Collection entries:
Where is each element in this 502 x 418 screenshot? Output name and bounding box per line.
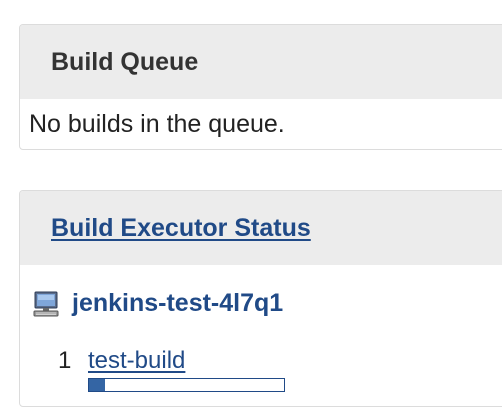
build-progress-bar[interactable] <box>88 378 285 392</box>
build-queue-header: Build Queue <box>20 25 502 99</box>
build-link[interactable]: test-build <box>88 347 285 375</box>
computer-icon <box>32 290 60 318</box>
executor-status-header: Build Executor Status <box>20 191 502 265</box>
executor-row: 1 test-build <box>58 347 285 392</box>
build-queue-title: Build Queue <box>51 47 199 76</box>
build-progress-fill <box>89 379 105 391</box>
executor-number: 1 <box>58 347 72 374</box>
executor-status-link[interactable]: Build Executor Status <box>51 214 311 243</box>
executor-status-pane: Build Executor Status jenkins-test-4l7q1… <box>19 190 502 407</box>
executor-build: test-build <box>88 347 285 392</box>
build-queue-pane: Build Queue No builds in the queue. <box>19 24 502 150</box>
node-row: jenkins-test-4l7q1 <box>32 289 283 318</box>
build-queue-empty-message: No builds in the queue. <box>29 109 285 138</box>
node-name-link[interactable]: jenkins-test-4l7q1 <box>72 289 283 318</box>
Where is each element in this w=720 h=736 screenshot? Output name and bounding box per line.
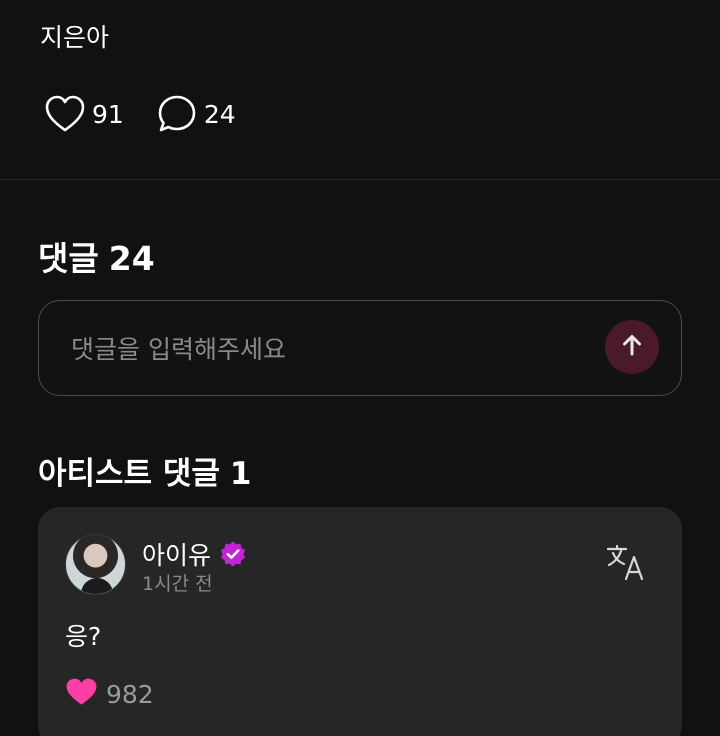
comment-text: 응?	[65, 622, 102, 651]
comment-like-button[interactable]: 982	[65, 677, 154, 711]
avatar[interactable]	[65, 534, 126, 595]
post-section: 지은아 91 24	[0, 0, 720, 180]
comment-count: 24	[203, 99, 236, 129]
artist-comment-card: 아이유 1시간 전 응? 982	[38, 507, 682, 736]
artist-comments-title: 아티스트 댓글 1	[38, 448, 262, 493]
translate-icon	[606, 544, 646, 587]
comment-button[interactable]: 24	[156, 94, 236, 134]
like-count: 91	[92, 99, 124, 129]
artist-comments-label: 아티스트 댓글	[38, 456, 220, 492]
verified-badge-icon	[219, 540, 247, 568]
comment-time: 1시간 전	[142, 573, 213, 595]
translate-button[interactable]	[606, 543, 646, 583]
comments-title: 댓글 24	[38, 232, 165, 280]
heart-outline-icon	[44, 94, 86, 134]
comments-label: 댓글	[38, 239, 99, 278]
arrow-up-icon	[619, 332, 645, 362]
author-row: 아이유	[142, 536, 247, 572]
comment-input[interactable]	[71, 325, 611, 373]
comments-total: 24	[108, 239, 155, 278]
post-text: 지은아	[40, 23, 110, 52]
comment-like-count: 982	[106, 679, 154, 709]
send-button[interactable]	[605, 320, 659, 374]
comment-input-box[interactable]	[38, 300, 682, 396]
artist-comments-count: 1	[229, 456, 252, 492]
like-button[interactable]: 91	[44, 94, 124, 134]
post-actions: 91 24	[44, 92, 268, 136]
heart-filled-icon	[65, 677, 98, 711]
author-name[interactable]: 아이유	[142, 536, 211, 572]
speech-bubble-icon	[156, 94, 198, 134]
section-divider	[0, 179, 720, 180]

### Your task:
Present every line of the records above as one continuously numbered list. Skip blank lines and leave out the pictures.

### Expected answer:
1. Where is each element in this 502 x 418 screenshot? Output name and bounding box per line.
2. build-progress-bar[interactable] <box>88 378 285 392</box>
3. build-queue-header: Build Queue <box>20 25 502 99</box>
4. build-link[interactable]: test-build <box>88 347 285 375</box>
5. computer-icon <box>32 290 60 318</box>
6. executor-status-header: Build Executor Status <box>20 191 502 265</box>
7. executor-row: 1 test-build <box>58 347 285 392</box>
8. build-queue-title: Build Queue <box>51 47 199 76</box>
9. build-progress-fill <box>89 379 105 391</box>
10. executor-number: 1 <box>58 347 72 374</box>
11. executor-status-link[interactable]: Build Executor Status <box>51 214 311 243</box>
12. executor-status-pane: Build Executor Status jenkins-test-4l7q1… <box>19 190 502 407</box>
13. executor-build: test-build <box>88 347 285 392</box>
14. build-queue-pane: Build Queue No builds in the queue. <box>19 24 502 150</box>
15. node-row: jenkins-test-4l7q1 <box>32 289 283 318</box>
16. build-queue-empty-message: No builds in the queue. <box>29 109 285 138</box>
17. node-name-link[interactable]: jenkins-test-4l7q1 <box>72 289 283 318</box>
18. Where is each element in this w=720 h=736 screenshot? Output name and bounding box per line.
19. comment-text: 응?	[65, 622, 102, 651]
20. comment-like-button[interactable]: 982	[65, 677, 154, 711]
21. avatar[interactable]	[65, 534, 126, 595]
22. post-section: 지은아 91 24	[0, 0, 720, 180]
23. comment-count: 24	[203, 99, 236, 129]
24. artist-comment-card: 아이유 1시간 전 응? 982	[38, 507, 682, 736]
25. artist-comments-title: 아티스트 댓글 1	[38, 448, 262, 493]
26. translate-icon	[606, 544, 646, 587]
27. comment-button[interactable]: 24	[156, 94, 236, 134]
28. like-count: 91	[92, 99, 124, 129]
29. artist-comments-label: 아티스트 댓글	[38, 456, 220, 492]
30. verified-badge-icon	[219, 540, 247, 568]
31. comment-time: 1시간 전	[142, 573, 213, 595]
32. translate-button[interactable]	[606, 543, 646, 583]
33. comments-title: 댓글 24	[38, 232, 165, 280]
34. heart-outline-icon	[44, 94, 86, 134]
35. comments-label: 댓글	[38, 239, 99, 278]
36. arrow-up-icon	[619, 332, 645, 362]
37. author-row: 아이유	[142, 536, 247, 572]
38. comment-input[interactable]	[71, 325, 611, 373]
39. comments-total: 24	[108, 239, 155, 278]
40. post-text: 지은아	[40, 23, 110, 52]
41. comment-like-count: 982	[106, 679, 154, 709]
42. send-button[interactable]	[605, 320, 659, 374]
43. comment-input-box[interactable]	[38, 300, 682, 396]
44. artist-comments-count: 1	[229, 456, 252, 492]
45. like-button[interactable]: 91	[44, 94, 124, 134]
46. post-actions: 91 24	[44, 92, 268, 136]
47. heart-filled-icon	[65, 677, 98, 711]
48. author-name[interactable]: 아이유	[142, 536, 211, 572]
49. speech-bubble-icon	[156, 94, 198, 134]
50. section-divider	[0, 179, 720, 180]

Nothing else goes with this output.